STATED TASK: Where the string "tree" occurs in the material below, report the whole line.

Collected data entries
________________

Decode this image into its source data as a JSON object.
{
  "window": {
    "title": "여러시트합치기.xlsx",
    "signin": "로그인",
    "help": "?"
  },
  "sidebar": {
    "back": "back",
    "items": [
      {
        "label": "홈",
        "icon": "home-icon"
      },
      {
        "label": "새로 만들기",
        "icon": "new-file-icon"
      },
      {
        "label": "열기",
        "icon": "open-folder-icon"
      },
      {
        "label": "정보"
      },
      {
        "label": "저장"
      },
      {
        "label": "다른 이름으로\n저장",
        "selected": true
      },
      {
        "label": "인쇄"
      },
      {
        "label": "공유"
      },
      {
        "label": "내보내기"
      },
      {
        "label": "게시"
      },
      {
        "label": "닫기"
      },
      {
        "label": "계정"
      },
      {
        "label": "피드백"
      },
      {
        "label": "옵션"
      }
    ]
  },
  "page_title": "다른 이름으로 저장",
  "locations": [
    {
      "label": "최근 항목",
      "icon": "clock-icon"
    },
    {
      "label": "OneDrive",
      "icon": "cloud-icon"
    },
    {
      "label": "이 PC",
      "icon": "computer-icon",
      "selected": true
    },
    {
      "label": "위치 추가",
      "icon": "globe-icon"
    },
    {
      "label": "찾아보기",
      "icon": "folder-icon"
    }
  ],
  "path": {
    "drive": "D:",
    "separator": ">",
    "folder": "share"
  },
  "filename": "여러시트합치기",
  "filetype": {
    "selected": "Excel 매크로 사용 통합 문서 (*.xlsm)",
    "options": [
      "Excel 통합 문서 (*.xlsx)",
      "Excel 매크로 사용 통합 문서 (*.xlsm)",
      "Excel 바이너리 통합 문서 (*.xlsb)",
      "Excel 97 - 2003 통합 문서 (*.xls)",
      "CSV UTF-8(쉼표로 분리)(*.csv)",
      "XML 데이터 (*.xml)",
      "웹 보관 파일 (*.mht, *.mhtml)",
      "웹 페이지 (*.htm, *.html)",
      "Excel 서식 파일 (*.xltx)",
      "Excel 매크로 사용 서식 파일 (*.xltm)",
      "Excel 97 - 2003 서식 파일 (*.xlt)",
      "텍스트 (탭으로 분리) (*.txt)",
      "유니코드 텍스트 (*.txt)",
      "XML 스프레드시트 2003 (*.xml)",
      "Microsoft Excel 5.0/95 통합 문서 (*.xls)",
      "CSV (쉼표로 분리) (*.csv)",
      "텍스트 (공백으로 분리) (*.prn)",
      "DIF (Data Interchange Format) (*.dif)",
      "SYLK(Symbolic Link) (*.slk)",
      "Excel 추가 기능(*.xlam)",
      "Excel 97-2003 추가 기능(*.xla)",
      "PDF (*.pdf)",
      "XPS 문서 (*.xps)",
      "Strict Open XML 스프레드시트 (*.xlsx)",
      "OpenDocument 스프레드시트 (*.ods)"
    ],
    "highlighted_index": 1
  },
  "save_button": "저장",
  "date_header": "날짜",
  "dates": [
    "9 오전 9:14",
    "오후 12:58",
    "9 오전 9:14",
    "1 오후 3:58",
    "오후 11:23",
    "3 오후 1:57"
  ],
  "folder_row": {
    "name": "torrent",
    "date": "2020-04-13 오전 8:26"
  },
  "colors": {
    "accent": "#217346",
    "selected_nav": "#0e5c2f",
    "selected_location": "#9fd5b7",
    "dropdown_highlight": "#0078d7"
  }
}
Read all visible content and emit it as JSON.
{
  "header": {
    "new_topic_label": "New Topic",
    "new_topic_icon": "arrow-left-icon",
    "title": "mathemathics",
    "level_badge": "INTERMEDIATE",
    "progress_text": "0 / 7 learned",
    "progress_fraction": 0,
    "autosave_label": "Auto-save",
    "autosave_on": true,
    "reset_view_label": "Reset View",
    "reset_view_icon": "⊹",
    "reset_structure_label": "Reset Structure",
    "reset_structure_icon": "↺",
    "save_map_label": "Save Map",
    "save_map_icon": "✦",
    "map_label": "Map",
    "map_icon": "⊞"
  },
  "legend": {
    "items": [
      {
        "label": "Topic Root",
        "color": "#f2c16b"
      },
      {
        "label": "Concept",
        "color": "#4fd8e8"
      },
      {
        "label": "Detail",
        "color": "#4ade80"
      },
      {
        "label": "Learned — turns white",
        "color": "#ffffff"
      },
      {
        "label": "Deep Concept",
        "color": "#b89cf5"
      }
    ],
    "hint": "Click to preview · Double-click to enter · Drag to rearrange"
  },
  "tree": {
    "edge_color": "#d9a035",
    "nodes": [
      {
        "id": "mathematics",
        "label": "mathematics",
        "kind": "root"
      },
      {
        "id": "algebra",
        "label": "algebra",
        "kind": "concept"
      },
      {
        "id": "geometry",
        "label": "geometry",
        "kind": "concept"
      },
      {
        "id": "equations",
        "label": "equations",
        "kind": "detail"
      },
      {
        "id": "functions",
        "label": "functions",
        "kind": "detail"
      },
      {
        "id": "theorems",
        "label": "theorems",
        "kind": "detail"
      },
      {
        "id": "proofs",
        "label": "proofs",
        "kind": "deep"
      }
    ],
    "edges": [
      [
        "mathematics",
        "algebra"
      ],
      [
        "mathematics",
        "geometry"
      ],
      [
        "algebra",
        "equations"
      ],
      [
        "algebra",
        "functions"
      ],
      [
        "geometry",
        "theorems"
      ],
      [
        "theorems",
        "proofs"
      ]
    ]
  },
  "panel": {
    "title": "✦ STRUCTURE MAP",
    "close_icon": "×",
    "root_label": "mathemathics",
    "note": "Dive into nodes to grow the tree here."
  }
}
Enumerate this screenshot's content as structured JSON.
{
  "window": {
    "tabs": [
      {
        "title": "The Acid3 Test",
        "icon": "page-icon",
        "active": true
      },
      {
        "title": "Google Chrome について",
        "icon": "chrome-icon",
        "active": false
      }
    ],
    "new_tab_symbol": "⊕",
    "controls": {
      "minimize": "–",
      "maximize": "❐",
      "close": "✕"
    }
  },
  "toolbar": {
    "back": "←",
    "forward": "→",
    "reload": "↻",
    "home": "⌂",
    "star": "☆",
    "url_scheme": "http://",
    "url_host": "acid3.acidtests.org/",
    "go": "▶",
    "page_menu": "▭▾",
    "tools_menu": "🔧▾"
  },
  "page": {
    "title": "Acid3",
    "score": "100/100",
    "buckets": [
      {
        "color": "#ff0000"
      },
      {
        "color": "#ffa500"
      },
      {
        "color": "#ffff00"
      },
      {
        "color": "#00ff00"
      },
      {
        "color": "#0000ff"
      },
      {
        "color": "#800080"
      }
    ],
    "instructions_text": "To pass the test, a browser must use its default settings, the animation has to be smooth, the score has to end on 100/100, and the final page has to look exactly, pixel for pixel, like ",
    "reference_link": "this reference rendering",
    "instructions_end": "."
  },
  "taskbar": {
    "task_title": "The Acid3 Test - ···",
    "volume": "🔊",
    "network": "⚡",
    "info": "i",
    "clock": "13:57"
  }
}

________________

SOLUTION TO THIS EXERCISE:
  "tree": {
    "note": "Dive into nodes to grow the tree here."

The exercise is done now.